-- Begin --
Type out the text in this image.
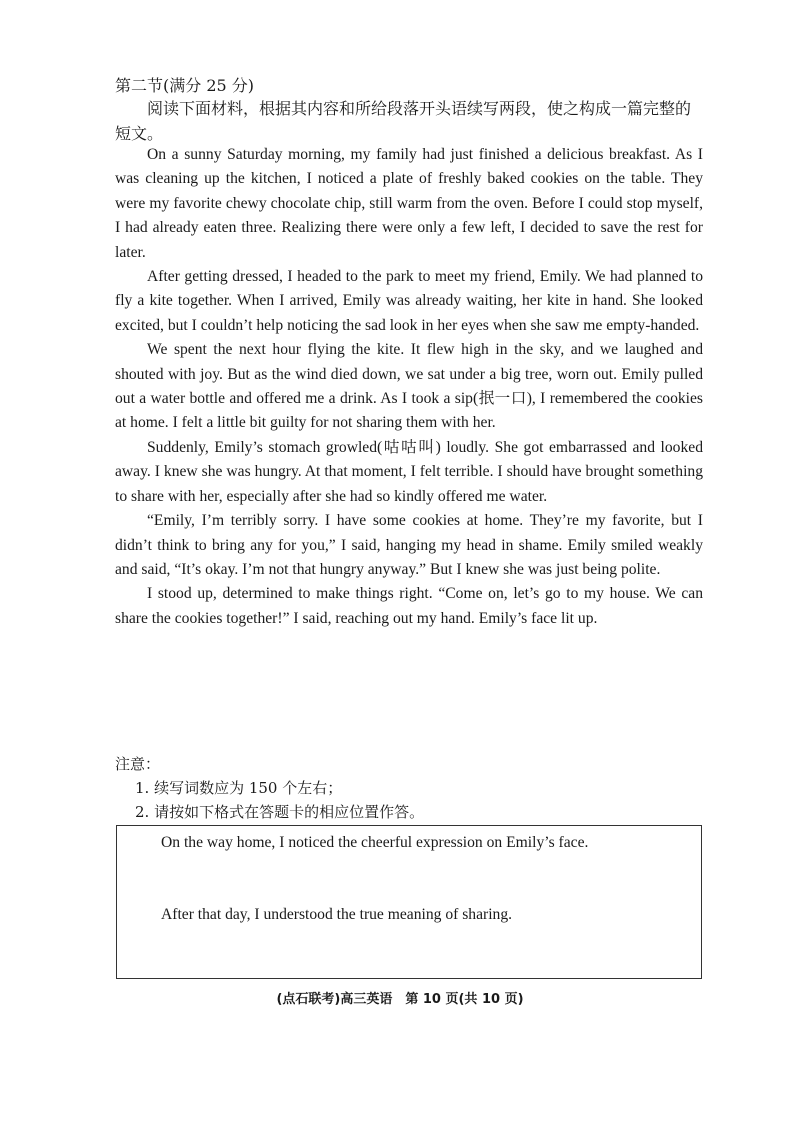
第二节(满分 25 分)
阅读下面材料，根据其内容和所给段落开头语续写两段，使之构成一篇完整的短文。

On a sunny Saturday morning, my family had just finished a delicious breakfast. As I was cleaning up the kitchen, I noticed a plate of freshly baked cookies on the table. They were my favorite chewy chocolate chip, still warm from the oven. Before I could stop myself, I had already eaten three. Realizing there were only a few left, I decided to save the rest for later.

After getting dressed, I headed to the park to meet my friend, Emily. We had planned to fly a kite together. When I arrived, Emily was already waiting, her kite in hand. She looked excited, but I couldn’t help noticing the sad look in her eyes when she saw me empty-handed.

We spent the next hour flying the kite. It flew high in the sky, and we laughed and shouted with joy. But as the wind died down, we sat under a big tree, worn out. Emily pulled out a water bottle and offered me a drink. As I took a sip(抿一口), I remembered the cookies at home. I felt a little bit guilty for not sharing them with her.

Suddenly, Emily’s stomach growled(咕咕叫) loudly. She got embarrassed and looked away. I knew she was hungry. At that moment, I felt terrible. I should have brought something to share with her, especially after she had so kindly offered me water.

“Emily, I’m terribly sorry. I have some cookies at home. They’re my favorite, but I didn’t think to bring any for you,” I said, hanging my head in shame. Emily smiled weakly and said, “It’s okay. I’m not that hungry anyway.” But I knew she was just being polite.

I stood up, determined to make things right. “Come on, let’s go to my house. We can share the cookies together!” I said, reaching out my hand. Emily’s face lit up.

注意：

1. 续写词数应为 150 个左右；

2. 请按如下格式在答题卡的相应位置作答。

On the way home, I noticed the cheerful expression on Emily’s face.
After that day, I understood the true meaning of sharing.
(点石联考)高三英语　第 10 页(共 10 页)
-- End --
Each line with the string "hungry" in it needs to be found and copied.

Suddenly, Emily’s stomach growled(咕咕叫) loudly. She got embarrassed and looked away. I knew she was hungry. At that moment, I felt terrible. I should have brought something to share with her, especially after she had so kindly offered me water.
“Emily, I’m terribly sorry. I have some cookies at home. They’re my favorite, but I didn’t think to bring any for you,” I said, hanging my head in shame. Emily smiled weakly and said, “It’s okay. I’m not that hungry anyway.” But I knew she was just being polite.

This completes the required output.